──────── MATERIAL

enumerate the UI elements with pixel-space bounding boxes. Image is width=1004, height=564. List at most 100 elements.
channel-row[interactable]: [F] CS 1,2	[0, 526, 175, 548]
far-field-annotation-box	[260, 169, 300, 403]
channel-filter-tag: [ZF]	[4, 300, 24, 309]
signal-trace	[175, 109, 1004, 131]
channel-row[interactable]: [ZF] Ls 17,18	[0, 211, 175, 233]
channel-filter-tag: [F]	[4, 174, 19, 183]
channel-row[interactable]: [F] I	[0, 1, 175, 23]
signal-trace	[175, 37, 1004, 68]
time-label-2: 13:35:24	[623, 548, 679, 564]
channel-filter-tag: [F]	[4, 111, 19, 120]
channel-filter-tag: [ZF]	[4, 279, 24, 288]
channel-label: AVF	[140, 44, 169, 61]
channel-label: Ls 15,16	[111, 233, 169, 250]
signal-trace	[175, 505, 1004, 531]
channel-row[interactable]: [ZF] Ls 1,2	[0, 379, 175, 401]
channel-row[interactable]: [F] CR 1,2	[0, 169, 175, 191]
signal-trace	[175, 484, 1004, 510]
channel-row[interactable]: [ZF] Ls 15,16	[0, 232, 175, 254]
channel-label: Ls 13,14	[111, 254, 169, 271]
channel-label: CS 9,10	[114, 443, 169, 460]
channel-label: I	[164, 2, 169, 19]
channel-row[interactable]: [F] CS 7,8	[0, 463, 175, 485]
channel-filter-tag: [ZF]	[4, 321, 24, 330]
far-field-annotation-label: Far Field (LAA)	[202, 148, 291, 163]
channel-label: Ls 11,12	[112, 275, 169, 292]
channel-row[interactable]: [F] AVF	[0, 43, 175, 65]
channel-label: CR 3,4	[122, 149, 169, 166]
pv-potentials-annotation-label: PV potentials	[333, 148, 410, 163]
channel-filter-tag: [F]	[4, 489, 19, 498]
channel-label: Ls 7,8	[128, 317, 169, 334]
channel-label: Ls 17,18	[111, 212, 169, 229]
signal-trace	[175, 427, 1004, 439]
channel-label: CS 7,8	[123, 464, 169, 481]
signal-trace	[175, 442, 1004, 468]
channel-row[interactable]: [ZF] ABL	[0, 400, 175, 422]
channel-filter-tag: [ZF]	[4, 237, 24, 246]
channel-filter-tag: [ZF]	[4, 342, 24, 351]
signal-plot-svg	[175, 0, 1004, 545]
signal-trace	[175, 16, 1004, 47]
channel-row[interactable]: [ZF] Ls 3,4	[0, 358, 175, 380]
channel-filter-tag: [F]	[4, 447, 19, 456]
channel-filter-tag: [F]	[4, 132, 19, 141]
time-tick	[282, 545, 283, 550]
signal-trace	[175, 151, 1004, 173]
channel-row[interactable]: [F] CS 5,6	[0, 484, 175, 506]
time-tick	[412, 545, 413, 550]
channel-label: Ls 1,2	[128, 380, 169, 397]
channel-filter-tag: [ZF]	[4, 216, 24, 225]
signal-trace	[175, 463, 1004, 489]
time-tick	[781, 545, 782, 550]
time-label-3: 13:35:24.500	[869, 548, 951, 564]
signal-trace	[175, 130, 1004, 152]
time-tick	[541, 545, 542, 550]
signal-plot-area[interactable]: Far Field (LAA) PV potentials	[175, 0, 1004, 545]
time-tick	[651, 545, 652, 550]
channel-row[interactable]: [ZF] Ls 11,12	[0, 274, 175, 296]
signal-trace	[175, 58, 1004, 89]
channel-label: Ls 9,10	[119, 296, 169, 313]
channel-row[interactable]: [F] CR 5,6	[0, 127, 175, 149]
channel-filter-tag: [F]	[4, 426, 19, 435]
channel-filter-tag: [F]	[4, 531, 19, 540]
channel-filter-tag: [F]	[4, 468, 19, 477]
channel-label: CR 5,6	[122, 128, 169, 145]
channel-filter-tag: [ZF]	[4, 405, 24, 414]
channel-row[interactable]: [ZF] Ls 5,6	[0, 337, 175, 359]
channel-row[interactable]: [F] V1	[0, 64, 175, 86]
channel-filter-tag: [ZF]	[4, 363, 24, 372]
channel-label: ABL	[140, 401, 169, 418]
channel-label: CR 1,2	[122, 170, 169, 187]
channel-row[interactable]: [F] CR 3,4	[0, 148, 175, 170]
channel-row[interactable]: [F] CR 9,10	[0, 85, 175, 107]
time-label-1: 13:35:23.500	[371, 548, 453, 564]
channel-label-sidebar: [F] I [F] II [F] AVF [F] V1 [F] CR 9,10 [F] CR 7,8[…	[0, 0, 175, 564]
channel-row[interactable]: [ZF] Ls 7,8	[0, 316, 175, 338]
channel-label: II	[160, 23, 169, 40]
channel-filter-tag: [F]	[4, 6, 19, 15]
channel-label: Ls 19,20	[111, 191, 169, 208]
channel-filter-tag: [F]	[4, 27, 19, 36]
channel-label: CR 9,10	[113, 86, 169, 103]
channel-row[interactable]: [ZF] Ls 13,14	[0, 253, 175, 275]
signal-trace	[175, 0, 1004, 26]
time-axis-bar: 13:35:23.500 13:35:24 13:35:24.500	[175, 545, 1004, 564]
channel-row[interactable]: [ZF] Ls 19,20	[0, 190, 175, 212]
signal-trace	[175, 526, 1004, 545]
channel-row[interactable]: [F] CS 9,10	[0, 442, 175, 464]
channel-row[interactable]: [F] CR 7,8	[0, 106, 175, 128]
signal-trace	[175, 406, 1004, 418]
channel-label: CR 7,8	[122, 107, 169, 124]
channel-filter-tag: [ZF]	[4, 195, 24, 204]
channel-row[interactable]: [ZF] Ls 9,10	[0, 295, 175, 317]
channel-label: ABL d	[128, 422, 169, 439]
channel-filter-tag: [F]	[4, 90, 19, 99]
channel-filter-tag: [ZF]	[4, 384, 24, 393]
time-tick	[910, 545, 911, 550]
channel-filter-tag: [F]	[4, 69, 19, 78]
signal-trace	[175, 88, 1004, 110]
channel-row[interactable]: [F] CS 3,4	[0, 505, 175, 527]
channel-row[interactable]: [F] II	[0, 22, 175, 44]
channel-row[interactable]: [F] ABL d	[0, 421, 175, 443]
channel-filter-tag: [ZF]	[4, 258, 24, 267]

────────────────

## EXERCISE
Report each line of the records above that contains the string "plot", treating uppercase and lowercase letters as different.

## RIGHT ANSWER
signal-plot-svg	[175, 0, 1004, 545]
signal-plot-area[interactable]: Far Field (LAA) PV potentials	[175, 0, 1004, 545]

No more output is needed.